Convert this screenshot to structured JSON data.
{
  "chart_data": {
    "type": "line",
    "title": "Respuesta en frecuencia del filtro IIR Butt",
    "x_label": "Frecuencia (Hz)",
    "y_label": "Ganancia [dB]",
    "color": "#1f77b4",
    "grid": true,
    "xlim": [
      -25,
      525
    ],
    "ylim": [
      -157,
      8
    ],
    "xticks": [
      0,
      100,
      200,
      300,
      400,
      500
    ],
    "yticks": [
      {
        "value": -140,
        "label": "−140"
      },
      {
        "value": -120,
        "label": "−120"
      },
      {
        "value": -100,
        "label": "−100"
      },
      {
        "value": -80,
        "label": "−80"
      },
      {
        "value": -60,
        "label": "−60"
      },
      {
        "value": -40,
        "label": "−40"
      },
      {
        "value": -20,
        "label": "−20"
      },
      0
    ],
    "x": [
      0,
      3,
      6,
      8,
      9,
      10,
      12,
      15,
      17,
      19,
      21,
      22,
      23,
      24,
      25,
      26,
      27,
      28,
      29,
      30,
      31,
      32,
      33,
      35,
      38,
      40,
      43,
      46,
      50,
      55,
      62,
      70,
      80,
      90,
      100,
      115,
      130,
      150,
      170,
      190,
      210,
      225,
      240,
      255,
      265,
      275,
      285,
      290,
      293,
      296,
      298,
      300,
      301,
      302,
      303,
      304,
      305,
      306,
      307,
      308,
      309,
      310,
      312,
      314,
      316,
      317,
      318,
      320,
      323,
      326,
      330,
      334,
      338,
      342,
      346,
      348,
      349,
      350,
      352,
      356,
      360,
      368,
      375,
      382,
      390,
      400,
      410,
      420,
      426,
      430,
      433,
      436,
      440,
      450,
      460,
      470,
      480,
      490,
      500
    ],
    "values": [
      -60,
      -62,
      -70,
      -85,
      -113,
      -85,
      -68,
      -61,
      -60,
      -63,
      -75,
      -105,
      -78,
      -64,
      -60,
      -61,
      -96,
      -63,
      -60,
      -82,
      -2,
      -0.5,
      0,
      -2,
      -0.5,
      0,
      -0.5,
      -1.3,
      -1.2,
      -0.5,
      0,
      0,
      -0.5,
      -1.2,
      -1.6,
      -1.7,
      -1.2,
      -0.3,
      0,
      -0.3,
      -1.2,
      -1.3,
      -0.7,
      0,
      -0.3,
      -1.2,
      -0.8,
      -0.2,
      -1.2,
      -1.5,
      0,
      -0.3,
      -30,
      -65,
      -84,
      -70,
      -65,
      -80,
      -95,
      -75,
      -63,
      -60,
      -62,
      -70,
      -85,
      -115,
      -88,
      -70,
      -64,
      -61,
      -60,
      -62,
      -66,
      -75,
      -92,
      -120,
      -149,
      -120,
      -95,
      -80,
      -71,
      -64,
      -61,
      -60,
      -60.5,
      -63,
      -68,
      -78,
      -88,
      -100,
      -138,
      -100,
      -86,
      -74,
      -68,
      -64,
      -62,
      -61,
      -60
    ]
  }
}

> **AIM**
Everything in the listing above should be restated exactly.

> **RESULT FOR THIS TASK**
Convert this screenshot to structured JSON data.
{
  "chart_data": {
    "type": "line",
    "title": "Respuesta en frecuencia del filtro IIR Butt",
    "x_label": "Frecuencia (Hz)",
    "y_label": "Ganancia [dB]",
    "color": "#1f77b4",
    "grid": true,
    "xlim": [
      -25,
      525
    ],
    "ylim": [
      -157,
      8
    ],
    "xticks": [
      0,
      100,
      200,
      300,
      400,
      500
    ],
    "yticks": [
      {
        "value": -140,
        "label": "−140"
      },
      {
        "value": -120,
        "label": "−120"
      },
      {
        "value": -100,
        "label": "−100"
      },
      {
        "value": -80,
        "label": "−80"
      },
      {
        "value": -60,
        "label": "−60"
      },
      {
        "value": -40,
        "label": "−40"
      },
      {
        "value": -20,
        "label": "−20"
      },
      0
    ],
    "x": [
      0,
      3,
      6,
      8,
      9,
      10,
      12,
      15,
      17,
      19,
      21,
      22,
      23,
      24,
      25,
      26,
      27,
      28,
      29,
      30,
      31,
      32,
      33,
      35,
      38,
      40,
      43,
      46,
      50,
      55,
      62,
      70,
      80,
      90,
      100,
      115,
      130,
      150,
      170,
      190,
      210,
      225,
      240,
      255,
      265,
      275,
      285,
      290,
      293,
      296,
      298,
      300,
      301,
      302,
      303,
      304,
      305,
      306,
      307,
      308,
      309,
      310,
      312,
      314,
      316,
      317,
      318,
      320,
      323,
      326,
      330,
      334,
      338,
      342,
      346,
      348,
      349,
      350,
      352,
      356,
      360,
      368,
      375,
      382,
      390,
      400,
      410,
      420,
      426,
      430,
      433,
      436,
      440,
      450,
      460,
      470,
      480,
      490,
      500
    ],
    "values": [
      -60,
      -62,
      -70,
      -85,
      -113,
      -85,
      -68,
      -61,
      -60,
      -63,
      -75,
      -105,
      -78,
      -64,
      -60,
      -61,
      -96,
      -63,
      -60,
      -82,
      -2,
      -0.5,
      0,
      -2,
      -0.5,
      0,
      -0.5,
      -1.3,
      -1.2,
      -0.5,
      0,
      0,
      -0.5,
      -1.2,
      -1.6,
      -1.7,
      -1.2,
      -0.3,
      0,
      -0.3,
      -1.2,
      -1.3,
      -0.7,
      0,
      -0.3,
      -1.2,
      -0.8,
      -0.2,
      -1.2,
      -1.5,
      0,
      -0.3,
      -30,
      -65,
      -84,
      -70,
      -65,
      -80,
      -95,
      -75,
      -63,
      -60,
      -62,
      -70,
      -85,
      -115,
      -88,
      -70,
      -64,
      -61,
      -60,
      -62,
      -66,
      -75,
      -92,
      -120,
      -149,
      -120,
      -95,
      -80,
      -71,
      -64,
      -61,
      -60,
      -60.5,
      -63,
      -68,
      -78,
      -88,
      -100,
      -138,
      -100,
      -86,
      -74,
      -68,
      -64,
      -62,
      -61,
      -60
    ]
  }
}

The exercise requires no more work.